_THE EXERCISE_
Render the lines from the line containing "x-coordinate-cell: 415704.20 <box>260" through the line containing "y-coordinate-cell: 1338394.66 <box>420" as a JSON list of strings, one string per line, with both of those lines included and blank lines left out. Start at the line containing "x-coordinate-cell: 415704.20 <box>260", stop after the line containing "y-coordinate-cell: 1338394.66 <box>420", and take nothing else from the entries.

_Annotated region listings_
+---+
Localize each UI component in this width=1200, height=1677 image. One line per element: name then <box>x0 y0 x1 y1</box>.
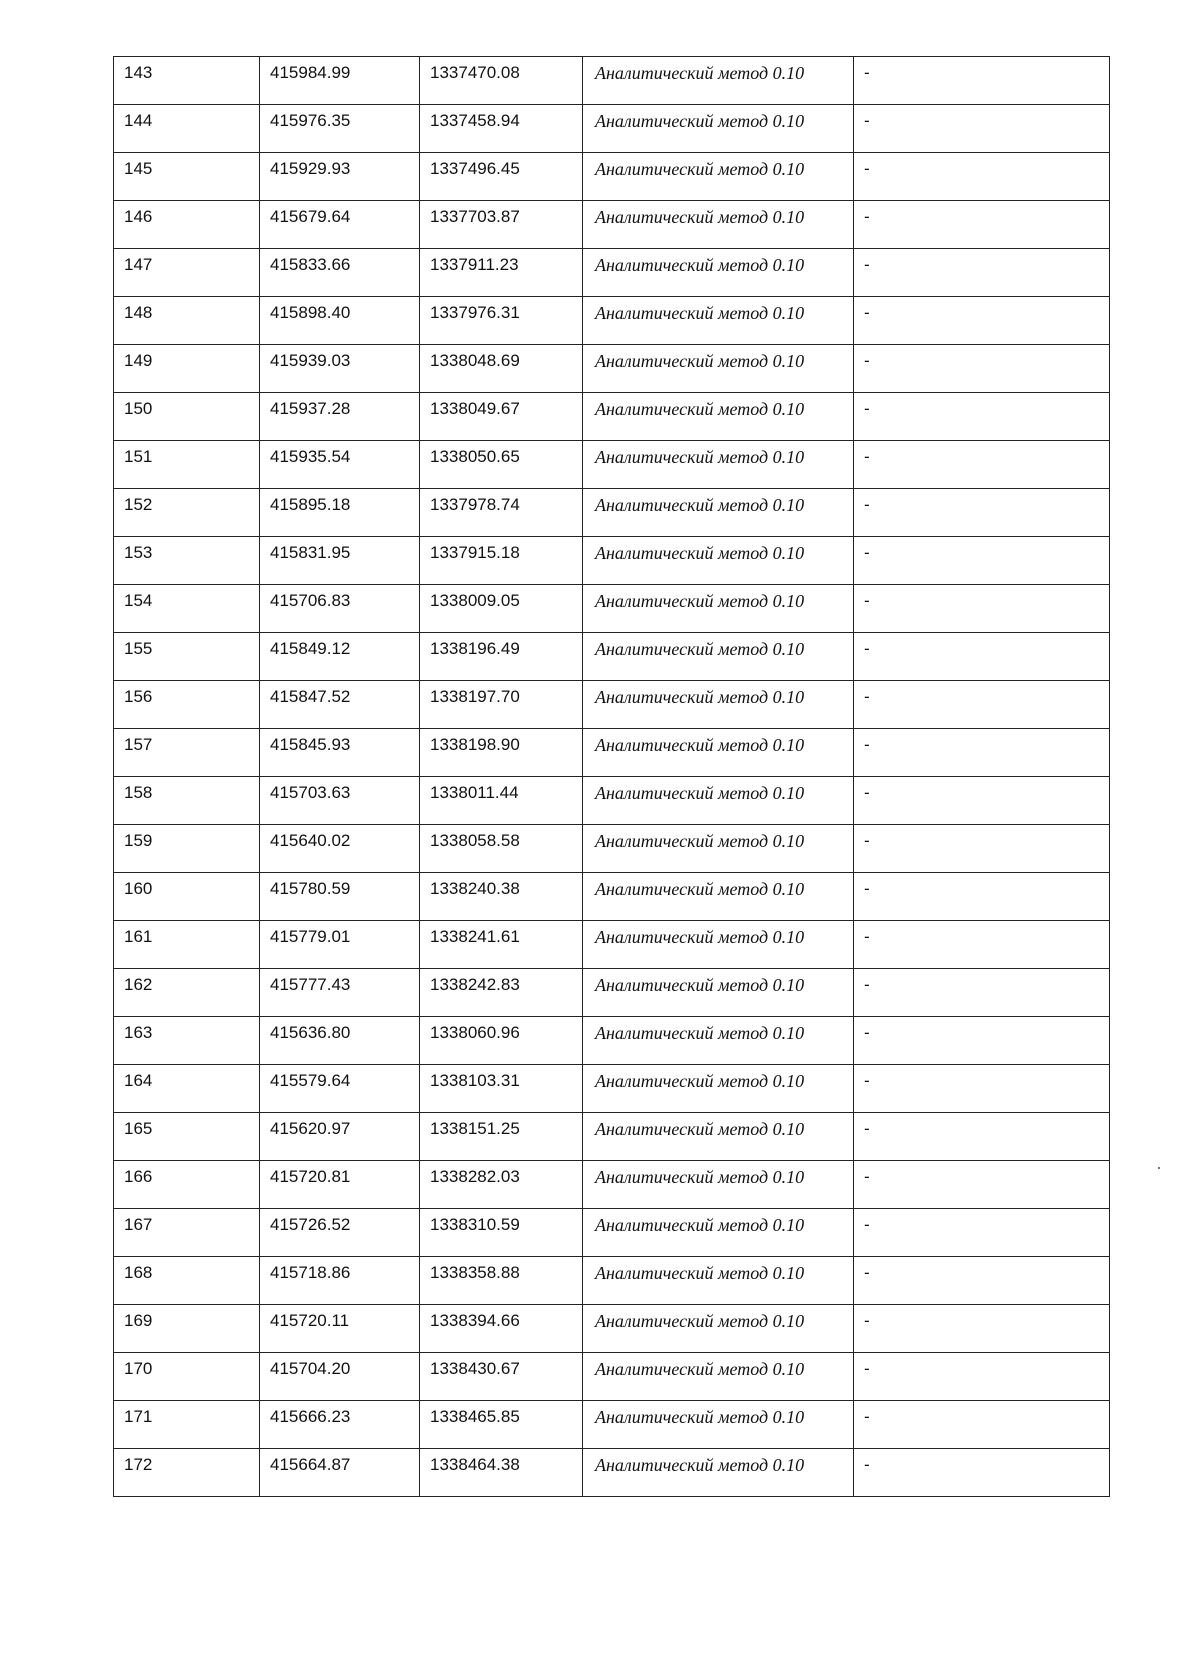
x-coordinate-cell: 415704.20 <box>260 1353 420 1401</box>
note-cell: - <box>854 345 1110 393</box>
table-row <box>114 393 1110 441</box>
x-coordinate-cell: 415780.59 <box>260 873 420 921</box>
table-row <box>114 57 1110 105</box>
point-number-cell: 161 <box>114 921 260 969</box>
method-cell: Аналитический метод 0.10 <box>583 297 854 345</box>
y-coordinate-cell: 1338103.31 <box>420 1065 583 1113</box>
x-coordinate-cell: 415831.95 <box>260 537 420 585</box>
y-coordinate-cell: 1338241.61 <box>420 921 583 969</box>
note-cell: - <box>854 1257 1110 1305</box>
method-cell: Аналитический метод 0.10 <box>583 1305 854 1353</box>
x-coordinate-cell: 415935.54 <box>260 441 420 489</box>
note-cell: - <box>854 153 1110 201</box>
point-number-cell: 150 <box>114 393 260 441</box>
x-coordinate-cell: 415929.93 <box>260 153 420 201</box>
table-row <box>114 681 1110 729</box>
table-row <box>114 345 1110 393</box>
y-coordinate-cell: 1338240.38 <box>420 873 583 921</box>
point-number-cell: 148 <box>114 297 260 345</box>
y-coordinate-cell: 1337915.18 <box>420 537 583 585</box>
note-cell: - <box>854 585 1110 633</box>
method-cell: Аналитический метод 0.10 <box>583 777 854 825</box>
y-coordinate-cell: 1338196.49 <box>420 633 583 681</box>
y-coordinate-cell: 1337703.87 <box>420 201 583 249</box>
y-coordinate-cell: 1338394.66 <box>420 1305 583 1353</box>
y-coordinate-cell: 1338060.96 <box>420 1017 583 1065</box>
note-cell: - <box>854 729 1110 777</box>
table-row <box>114 105 1110 153</box>
table-row <box>114 1449 1110 1497</box>
point-number-cell: 157 <box>114 729 260 777</box>
point-number-cell: 149 <box>114 345 260 393</box>
point-number-cell: 155 <box>114 633 260 681</box>
note-cell: - <box>854 105 1110 153</box>
coordinates-table-body <box>114 57 1110 1497</box>
note-cell: - <box>854 57 1110 105</box>
x-coordinate-cell: 415706.83 <box>260 585 420 633</box>
x-coordinate-cell: 415976.35 <box>260 105 420 153</box>
y-coordinate-cell: 1338464.38 <box>420 1449 583 1497</box>
note-cell: - <box>854 1353 1110 1401</box>
point-number-cell: 158 <box>114 777 260 825</box>
table-row <box>114 1017 1110 1065</box>
note-cell: - <box>854 1113 1110 1161</box>
note-cell: - <box>854 873 1110 921</box>
x-coordinate-cell: 415620.97 <box>260 1113 420 1161</box>
table-row <box>114 777 1110 825</box>
y-coordinate-cell: 1338242.83 <box>420 969 583 1017</box>
method-cell: Аналитический метод 0.10 <box>583 105 854 153</box>
note-cell: - <box>854 393 1110 441</box>
x-coordinate-cell: 415937.28 <box>260 393 420 441</box>
table-row <box>114 489 1110 537</box>
y-coordinate-cell: 1338048.69 <box>420 345 583 393</box>
x-coordinate-cell: 415579.64 <box>260 1065 420 1113</box>
table-row <box>114 633 1110 681</box>
point-number-cell: 171 <box>114 1401 260 1449</box>
y-coordinate-cell: 1337911.23 <box>420 249 583 297</box>
table-row <box>114 1113 1110 1161</box>
table-row <box>114 921 1110 969</box>
y-coordinate-cell: 1337458.94 <box>420 105 583 153</box>
table-row <box>114 825 1110 873</box>
note-cell: - <box>854 537 1110 585</box>
note-cell: - <box>854 441 1110 489</box>
table-row <box>114 1209 1110 1257</box>
point-number-cell: 151 <box>114 441 260 489</box>
y-coordinate-cell: 1338058.58 <box>420 825 583 873</box>
point-number-cell: 166 <box>114 1161 260 1209</box>
x-coordinate-cell: 415833.66 <box>260 249 420 297</box>
table-row <box>114 1353 1110 1401</box>
y-coordinate-cell: 1338009.05 <box>420 585 583 633</box>
scan-speck <box>1158 1167 1160 1169</box>
table-row <box>114 1257 1110 1305</box>
x-coordinate-cell: 415984.99 <box>260 57 420 105</box>
x-coordinate-cell: 415939.03 <box>260 345 420 393</box>
point-number-cell: 144 <box>114 105 260 153</box>
y-coordinate-cell: 1338282.03 <box>420 1161 583 1209</box>
point-number-cell: 147 <box>114 249 260 297</box>
method-cell: Аналитический метод 0.10 <box>583 537 854 585</box>
table-row <box>114 729 1110 777</box>
method-cell: Аналитический метод 0.10 <box>583 873 854 921</box>
method-cell: Аналитический метод 0.10 <box>583 1065 854 1113</box>
y-coordinate-cell: 1338430.67 <box>420 1353 583 1401</box>
note-cell: - <box>854 921 1110 969</box>
x-coordinate-cell: 415679.64 <box>260 201 420 249</box>
note-cell: - <box>854 297 1110 345</box>
y-coordinate-cell: 1338050.65 <box>420 441 583 489</box>
point-number-cell: 146 <box>114 201 260 249</box>
table-row <box>114 1401 1110 1449</box>
x-coordinate-cell: 415849.12 <box>260 633 420 681</box>
x-coordinate-cell: 415666.23 <box>260 1401 420 1449</box>
point-number-cell: 170 <box>114 1353 260 1401</box>
point-number-cell: 156 <box>114 681 260 729</box>
method-cell: Аналитический метод 0.10 <box>583 489 854 537</box>
y-coordinate-cell: 1338358.88 <box>420 1257 583 1305</box>
x-coordinate-cell: 415847.52 <box>260 681 420 729</box>
point-number-cell: 168 <box>114 1257 260 1305</box>
table-row <box>114 537 1110 585</box>
table-row <box>114 249 1110 297</box>
point-number-cell: 160 <box>114 873 260 921</box>
x-coordinate-cell: 415718.86 <box>260 1257 420 1305</box>
method-cell: Аналитический метод 0.10 <box>583 1449 854 1497</box>
y-coordinate-cell: 1338465.85 <box>420 1401 583 1449</box>
x-coordinate-cell: 415703.63 <box>260 777 420 825</box>
method-cell: Аналитический метод 0.10 <box>583 681 854 729</box>
table-row <box>114 201 1110 249</box>
method-cell: Аналитический метод 0.10 <box>583 1113 854 1161</box>
note-cell: - <box>854 489 1110 537</box>
note-cell: - <box>854 1065 1110 1113</box>
x-coordinate-cell: 415720.11 <box>260 1305 420 1353</box>
note-cell: - <box>854 1161 1110 1209</box>
method-cell: Аналитический метод 0.10 <box>583 153 854 201</box>
x-coordinate-cell: 415777.43 <box>260 969 420 1017</box>
note-cell: - <box>854 777 1110 825</box>
point-number-cell: 159 <box>114 825 260 873</box>
table-row <box>114 969 1110 1017</box>
method-cell: Аналитический метод 0.10 <box>583 441 854 489</box>
x-coordinate-cell: 415895.18 <box>260 489 420 537</box>
method-cell: Аналитический метод 0.10 <box>583 1017 854 1065</box>
table-row <box>114 585 1110 633</box>
table-row <box>114 297 1110 345</box>
table-row <box>114 873 1110 921</box>
method-cell: Аналитический метод 0.10 <box>583 393 854 441</box>
method-cell: Аналитический метод 0.10 <box>583 825 854 873</box>
method-cell: Аналитический метод 0.10 <box>583 921 854 969</box>
y-coordinate-cell: 1338310.59 <box>420 1209 583 1257</box>
method-cell: Аналитический метод 0.10 <box>583 249 854 297</box>
note-cell: - <box>854 681 1110 729</box>
note-cell: - <box>854 633 1110 681</box>
y-coordinate-cell: 1337496.45 <box>420 153 583 201</box>
method-cell: Аналитический метод 0.10 <box>583 57 854 105</box>
method-cell: Аналитический метод 0.10 <box>583 345 854 393</box>
y-coordinate-cell: 1338197.70 <box>420 681 583 729</box>
table-row <box>114 1305 1110 1353</box>
coordinates-table <box>113 56 1110 1497</box>
note-cell: - <box>854 1209 1110 1257</box>
x-coordinate-cell: 415898.40 <box>260 297 420 345</box>
method-cell: Аналитический метод 0.10 <box>583 1257 854 1305</box>
point-number-cell: 152 <box>114 489 260 537</box>
x-coordinate-cell: 415636.80 <box>260 1017 420 1065</box>
method-cell: Аналитический метод 0.10 <box>583 201 854 249</box>
x-coordinate-cell: 415779.01 <box>260 921 420 969</box>
method-cell: Аналитический метод 0.10 <box>583 633 854 681</box>
x-coordinate-cell: 415640.02 <box>260 825 420 873</box>
table-row <box>114 1065 1110 1113</box>
method-cell: Аналитический метод 0.10 <box>583 585 854 633</box>
table-row <box>114 153 1110 201</box>
point-number-cell: 163 <box>114 1017 260 1065</box>
x-coordinate-cell: 415726.52 <box>260 1209 420 1257</box>
x-coordinate-cell: 415845.93 <box>260 729 420 777</box>
note-cell: - <box>854 249 1110 297</box>
point-number-cell: 165 <box>114 1113 260 1161</box>
method-cell: Аналитический метод 0.10 <box>583 969 854 1017</box>
x-coordinate-cell: 415720.81 <box>260 1161 420 1209</box>
point-number-cell: 167 <box>114 1209 260 1257</box>
y-coordinate-cell: 1337976.31 <box>420 297 583 345</box>
method-cell: Аналитический метод 0.10 <box>583 1209 854 1257</box>
point-number-cell: 164 <box>114 1065 260 1113</box>
table-row <box>114 1161 1110 1209</box>
point-number-cell: 172 <box>114 1449 260 1497</box>
point-number-cell: 154 <box>114 585 260 633</box>
note-cell: - <box>854 825 1110 873</box>
table-row <box>114 441 1110 489</box>
y-coordinate-cell: 1338151.25 <box>420 1113 583 1161</box>
note-cell: - <box>854 1017 1110 1065</box>
note-cell: - <box>854 969 1110 1017</box>
note-cell: - <box>854 1401 1110 1449</box>
y-coordinate-cell: 1338011.44 <box>420 777 583 825</box>
y-coordinate-cell: 1338198.90 <box>420 729 583 777</box>
note-cell: - <box>854 1305 1110 1353</box>
y-coordinate-cell: 1337978.74 <box>420 489 583 537</box>
y-coordinate-cell: 1338049.67 <box>420 393 583 441</box>
point-number-cell: 145 <box>114 153 260 201</box>
method-cell: Аналитический метод 0.10 <box>583 1161 854 1209</box>
note-cell: - <box>854 1449 1110 1497</box>
y-coordinate-cell: 1337470.08 <box>420 57 583 105</box>
method-cell: Аналитический метод 0.10 <box>583 729 854 777</box>
method-cell: Аналитический метод 0.10 <box>583 1401 854 1449</box>
method-cell: Аналитический метод 0.10 <box>583 1353 854 1401</box>
point-number-cell: 153 <box>114 537 260 585</box>
point-number-cell: 162 <box>114 969 260 1017</box>
point-number-cell: 169 <box>114 1305 260 1353</box>
x-coordinate-cell: 415664.87 <box>260 1449 420 1497</box>
note-cell: - <box>854 201 1110 249</box>
point-number-cell: 143 <box>114 57 260 105</box>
+---+
_PROBLEM SOLUTION_
[
  "x-coordinate-cell: 415704.20 <box>260 1353 420 1401</box>",
  "note-cell: - <box>854 345 1110 393</box>",
  "table-row <box>114 393 1110 441</box>",
  "x-coordinate-cell: 415780.59 <box>260 873 420 921</box>",
  "table-row <box>114 57 1110 105</box>",
  "point-number-cell: 161 <box>114 921 260 969</box>",
  "method-cell: Аналитический метод 0.10 <box>583 297 854 345</box>",
  "y-coordinate-cell: 1338103.31 <box>420 1065 583 1113</box>",
  "x-coordinate-cell: 415831.95 <box>260 537 420 585</box>",
  "y-coordinate-cell: 1338241.61 <box>420 921 583 969</box>",
  "note-cell: - <box>854 1257 1110 1305</box>",
  "method-cell: Аналитический метод 0.10 <box>583 1305 854 1353</box>",
  "x-coordinate-cell: 415935.54 <box>260 441 420 489</box>",
  "note-cell: - <box>854 153 1110 201</box>",
  "point-number-cell: 150 <box>114 393 260 441</box>",
  "x-coordinate-cell: 415929.93 <box>260 153 420 201</box>",
  "table-row <box>114 681 1110 729</box>",
  "table-row <box>114 345 1110 393</box>",
  "y-coordinate-cell: 1338240.38 <box>420 873 583 921</box>",
  "point-number-cell: 148 <box>114 297 260 345</box>",
  "y-coordinate-cell: 1337915.18 <box>420 537 583 585</box>",
  "note-cell: - <box>854 585 1110 633</box>",
  "method-cell: Аналитический метод 0.10 <box>583 777 854 825</box>",
  "y-coordinate-cell: 1338196.49 <box>420 633 583 681</box>",
  "y-coordinate-cell: 1337703.87 <box>420 201 583 249</box>",
  "y-coordinate-cell: 1338394.66 <box>420 1305 583 1353</box>"
]